» TASK GOAL
In the listing below, pick out lines with "保护组织".

Start RECORDS TO USE

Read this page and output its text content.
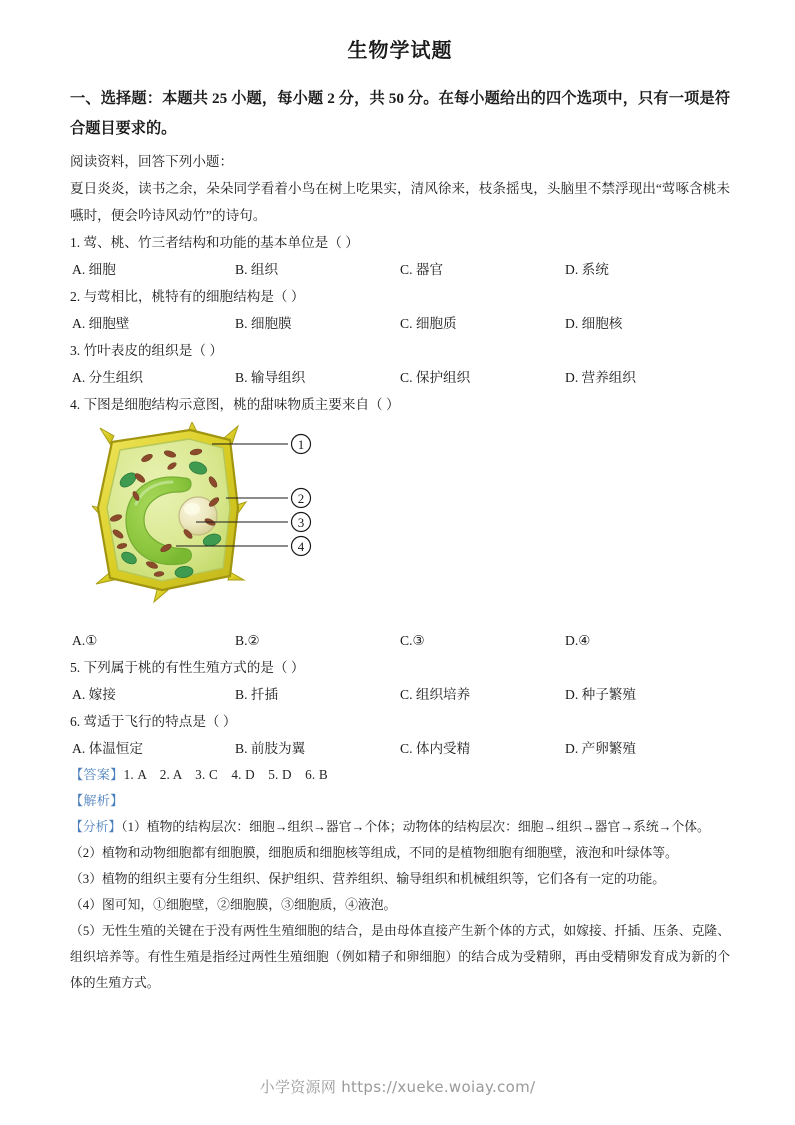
生物学试题
一、选择题：本题共 25 小题，每小题 2 分，共 50 分。在每小题给出的四个选项中，只有一项是符合题目要求的。
阅读资料，回答下列小题：
夏日炎炎，读书之余，朵朵同学看着小鸟在树上吃果实，清风徐来，枝条摇曳，头脑里不禁浮现出“莺啄含桃未嚥时，便会吟诗风动竹”的诗句。
1. 莺、桃、竹三者结构和功能的基本单位是（ ）
A. 细胞	B. 组织	C. 器官	D. 系统
2. 与莺相比，桃特有的细胞结构是（ ）
A. 细胞壁	B. 细胞膜	C. 细胞质	D. 细胞核
3. 竹叶表皮的组织是（ ）
A. 分生组织	B. 输导组织	C. 保护组织	D. 营养组织
4. 下图是细胞结构示意图，桃的甜味物质主要来自（ ）
1
2
3
4
A.①	B.②	C.③	D.④
5. 下列属于桃的有性生殖方式的是（ ）
A. 嫁接	B. 扦插	C. 组织培养	D. 种子繁殖
6. 莺适于飞行的特点是（ ）
A. 体温恒定	B. 前肢为翼	C. 体内受精	D. 产卵繁殖
【答案】1. A　2. A　3. C　4. D　5. D　6. B
【解析】
【分析】（1）植物的结构层次：细胞→组织→器官→个体；动物体的结构层次：细胞→组织→器官→系统→个体。
（2）植物和动物细胞都有细胞膜，细胞质和细胞核等组成，不同的是植物细胞有细胞壁，液泡和叶绿体等。
（3）植物的组织主要有分生组织、保护组织、营养组织、输导组织和机械组织等，它们各有一定的功能。
（4）图可知，①细胞壁，②细胞膜，③细胞质，④液泡。
（5）无性生殖的关键在于没有两性生殖细胞的结合，是由母体直接产生新个体的方式，如嫁接、扦插、压条、克隆、组织培养等。有性生殖是指经过两性生殖细胞（例如精子和卵细胞）的结合成为受精卵，再由受精卵发育成为新的个体的生殖方式。
小学资源网 https://xueke.woiay.com/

End RECORDS TO USE

» WORKED SOLUTION
A. 分生组织	B. 输导组织	C. 保护组织	D. 营养组织
（3）植物的组织主要有分生组织、保护组织、营养组织、输导组织和机械组织等，它们各有一定的功能。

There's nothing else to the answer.